Data items
++++++++++++++++++++

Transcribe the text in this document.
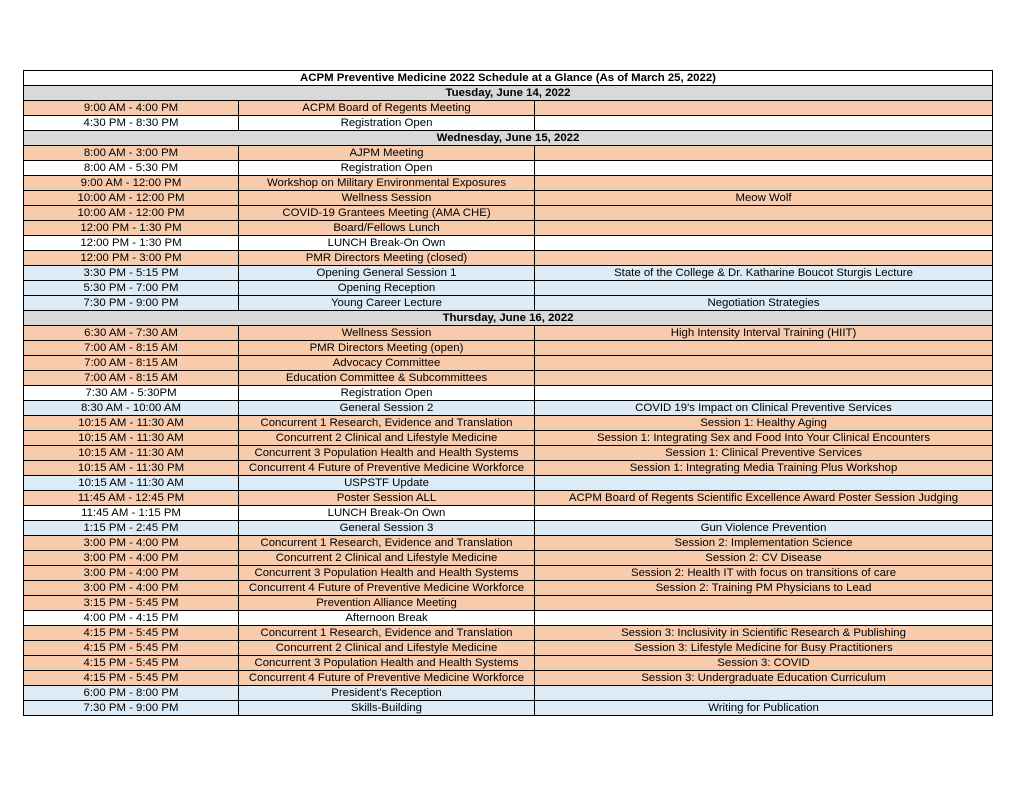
ACPM Preventive Medicine 2022 Schedule at a Glance (As of March 25, 2022)		
Tuesday, June 14, 2022		
9:00 AM - 4:00 PM	ACPM Board of Regents Meeting	
4:30 PM - 8:30 PM	Registration Open	
Wednesday, June 15, 2022		
8:00 AM - 3:00 PM	AJPM Meeting	
8:00 AM - 5:30 PM	Registration Open	
9:00 AM - 12:00 PM	Workshop on Military Environmental Exposures	
10:00 AM - 12:00 PM	Wellness Session	Meow Wolf
10:00 AM - 12:00 PM	COVID-19 Grantees Meeting (AMA CHE)	
12:00 PM - 1:30 PM	Board/Fellows Lunch	
12:00 PM - 1:30 PM	LUNCH Break-On Own	
12:00 PM - 3:00 PM	PMR Directors Meeting (closed)	
3:30 PM - 5:15 PM	Opening General Session 1	State of the College & Dr. Katharine Boucot Sturgis Lecture
5:30 PM - 7:00 PM	Opening Reception	
7:30 PM - 9:00 PM	Young Career Lecture	Negotiation Strategies
Thursday, June 16, 2022		
6:30 AM - 7:30 AM	Wellness Session	High Intensity Interval Training (HIIT)
7:00 AM - 8:15 AM	PMR Directors Meeting (open)	
7:00 AM - 8:15 AM	Advocacy Committee	
7:00 AM - 8:15 AM	Education Committee & Subcommittees	
7:30 AM - 5:30PM	Registration Open	
8:30 AM - 10:00 AM	General Session 2	COVID 19's Impact on Clinical Preventive Services
10:15 AM - 11:30 AM	Concurrent 1 Research, Evidence and Translation	Session 1: Healthy Aging
10:15 AM - 11:30 AM	Concurrent 2 Clinical and Lifestyle Medicine	Session 1: Integrating Sex and Food Into Your Clinical Encounters
10:15 AM - 11:30 AM	Concurrent 3 Population Health and Health Systems	Session 1: Clinical Preventive Services
10:15 AM - 11:30 PM	Concurrent 4 Future of Preventive Medicine Workforce	Session 1: Integrating Media Training Plus Workshop
10:15 AM - 11:30 AM	USPSTF Update	
11:45 AM - 12:45 PM	Poster Session ALL	ACPM Board of Regents Scientific Excellence Award Poster Session Judging
11:45 AM - 1:15 PM	LUNCH Break-On Own	
1:15 PM - 2:45 PM	General Session 3	Gun Violence Prevention
3:00 PM - 4:00 PM	Concurrent 1 Research, Evidence and Translation	Session 2: Implementation Science
3:00 PM - 4:00 PM	Concurrent 2 Clinical and Lifestyle Medicine	Session 2: CV Disease
3:00 PM - 4:00 PM	Concurrent 3 Population Health and Health Systems	Session 2: Health IT with focus on transitions of care
3:00 PM - 4:00 PM	Concurrent 4 Future of Preventive Medicine Workforce	Session 2: Training PM Physicians to Lead
3:15 PM - 5:45 PM	Prevention Alliance Meeting	
4:00 PM - 4:15 PM	Afternoon Break	
4:15 PM - 5:45 PM	Concurrent 1 Research, Evidence and Translation	Session 3: Inclusivity in Scientific Research & Publishing
4:15 PM - 5:45 PM	Concurrent 2 Clinical and Lifestyle Medicine	Session 3: Lifestyle Medicine for Busy Practitioners
4:15 PM - 5:45 PM	Concurrent 3 Population Health and Health Systems	Session 3: COVID
4:15 PM - 5:45 PM	Concurrent 4 Future of Preventive Medicine Workforce	Session 3: Undergraduate Education Curriculum
6:00 PM - 8:00 PM	President's Reception	
7:30 PM - 9:00 PM	Skills-Building	Writing for Publication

++++++++++++++++++++

**Instructions to follow**
Only lines with the word "Translation" should be collected from the material.

**Complete output**
10:15 AM - 11:30 AM	Concurrent 1 Research, Evidence and Translation	Session 1: Healthy Aging
3:00 PM - 4:00 PM	Concurrent 1 Research, Evidence and Translation	Session 2: Implementation Science
4:15 PM - 5:45 PM	Concurrent 1 Research, Evidence and Translation	Session 3: Inclusivity in Scientific Research & Publishing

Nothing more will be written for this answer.